CHALLENGE: Find the string "There" in the data, then copy every line where it is found.

━━━━

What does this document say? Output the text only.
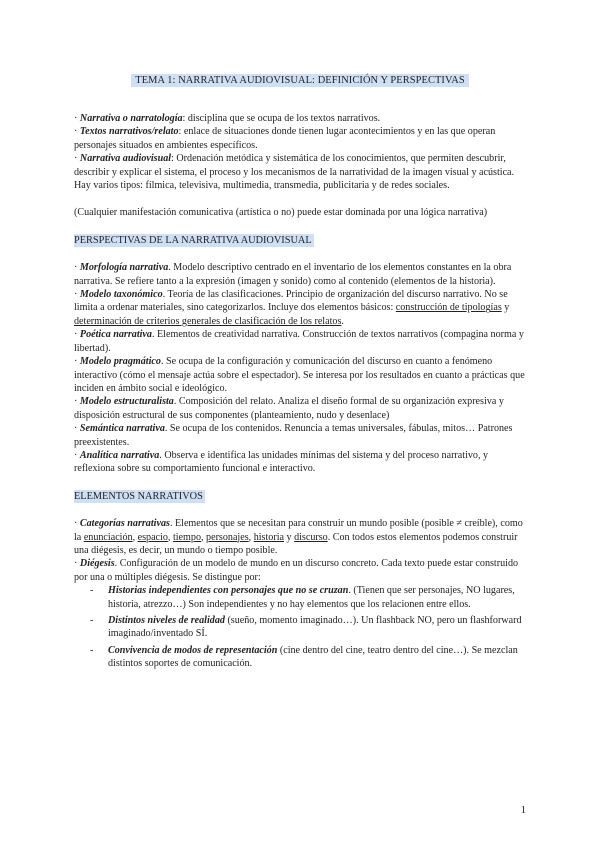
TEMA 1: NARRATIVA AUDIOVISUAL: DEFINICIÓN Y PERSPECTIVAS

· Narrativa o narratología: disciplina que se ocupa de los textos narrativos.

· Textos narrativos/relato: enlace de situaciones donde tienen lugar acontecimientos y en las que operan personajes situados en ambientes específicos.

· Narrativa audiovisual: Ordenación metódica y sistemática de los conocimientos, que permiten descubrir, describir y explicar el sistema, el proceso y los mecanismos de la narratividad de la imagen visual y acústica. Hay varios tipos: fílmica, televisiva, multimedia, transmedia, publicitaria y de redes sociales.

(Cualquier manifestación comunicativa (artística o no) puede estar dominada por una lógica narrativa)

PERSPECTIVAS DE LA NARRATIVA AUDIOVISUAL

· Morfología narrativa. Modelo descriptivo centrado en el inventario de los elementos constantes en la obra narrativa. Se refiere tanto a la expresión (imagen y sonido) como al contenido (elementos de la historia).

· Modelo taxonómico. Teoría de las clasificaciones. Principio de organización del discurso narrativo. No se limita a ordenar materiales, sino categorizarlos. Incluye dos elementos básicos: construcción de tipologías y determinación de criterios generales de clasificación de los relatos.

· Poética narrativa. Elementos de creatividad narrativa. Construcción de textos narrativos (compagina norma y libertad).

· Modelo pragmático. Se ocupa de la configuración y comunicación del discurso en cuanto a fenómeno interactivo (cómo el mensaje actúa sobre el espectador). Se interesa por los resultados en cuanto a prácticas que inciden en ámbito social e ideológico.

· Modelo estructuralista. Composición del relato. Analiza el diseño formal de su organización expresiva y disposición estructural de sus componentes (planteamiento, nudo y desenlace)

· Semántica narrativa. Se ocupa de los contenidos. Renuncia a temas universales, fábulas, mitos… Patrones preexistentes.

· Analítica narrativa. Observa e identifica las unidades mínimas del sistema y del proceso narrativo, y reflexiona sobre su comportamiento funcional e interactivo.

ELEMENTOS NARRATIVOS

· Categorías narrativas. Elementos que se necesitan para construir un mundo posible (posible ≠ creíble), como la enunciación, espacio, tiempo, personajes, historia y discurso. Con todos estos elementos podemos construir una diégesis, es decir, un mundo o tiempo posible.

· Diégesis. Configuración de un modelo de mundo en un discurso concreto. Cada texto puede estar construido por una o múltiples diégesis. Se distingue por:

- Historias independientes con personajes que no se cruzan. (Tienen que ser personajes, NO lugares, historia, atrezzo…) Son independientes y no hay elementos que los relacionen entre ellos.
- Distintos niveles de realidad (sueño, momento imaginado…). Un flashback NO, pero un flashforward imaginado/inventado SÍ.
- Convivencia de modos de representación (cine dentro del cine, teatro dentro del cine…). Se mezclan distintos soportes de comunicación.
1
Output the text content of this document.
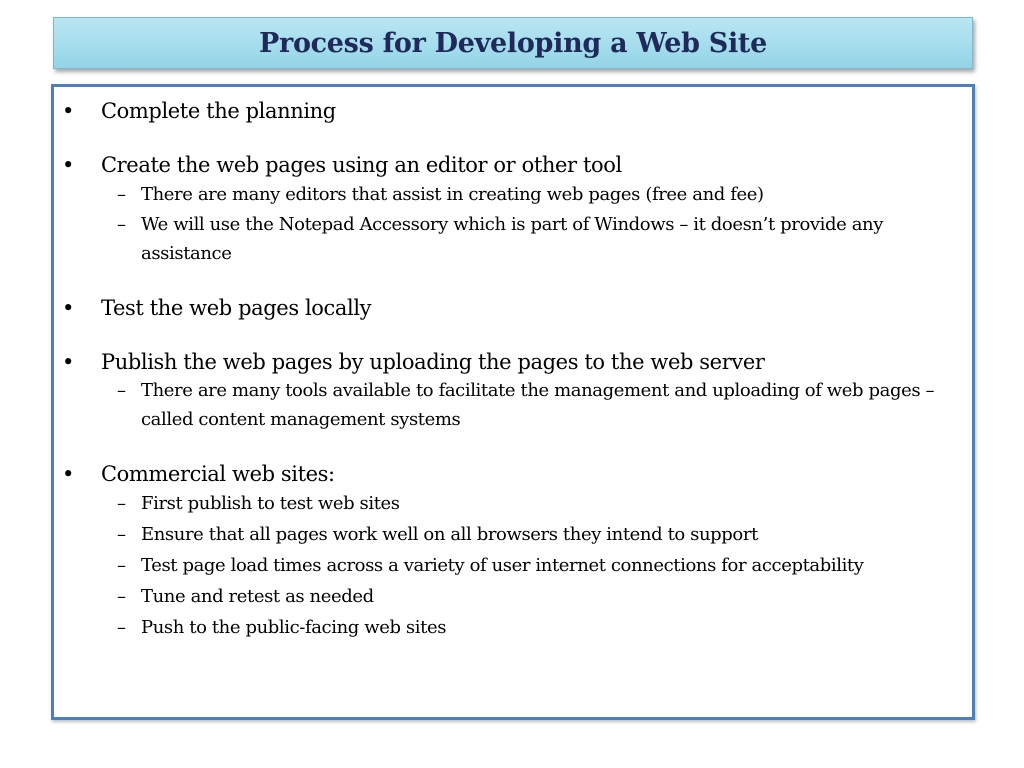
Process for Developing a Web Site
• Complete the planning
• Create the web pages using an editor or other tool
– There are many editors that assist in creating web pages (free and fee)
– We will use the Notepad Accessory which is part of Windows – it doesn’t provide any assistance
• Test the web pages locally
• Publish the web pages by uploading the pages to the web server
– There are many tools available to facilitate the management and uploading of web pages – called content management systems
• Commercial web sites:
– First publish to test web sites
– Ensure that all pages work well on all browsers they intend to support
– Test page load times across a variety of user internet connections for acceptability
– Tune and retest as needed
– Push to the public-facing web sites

━━━━

RESPONSE:
– There are many editors that assist in creating web pages (free and fee)
– There are many tools available to facilitate the management and uploading of web pages – called content management systems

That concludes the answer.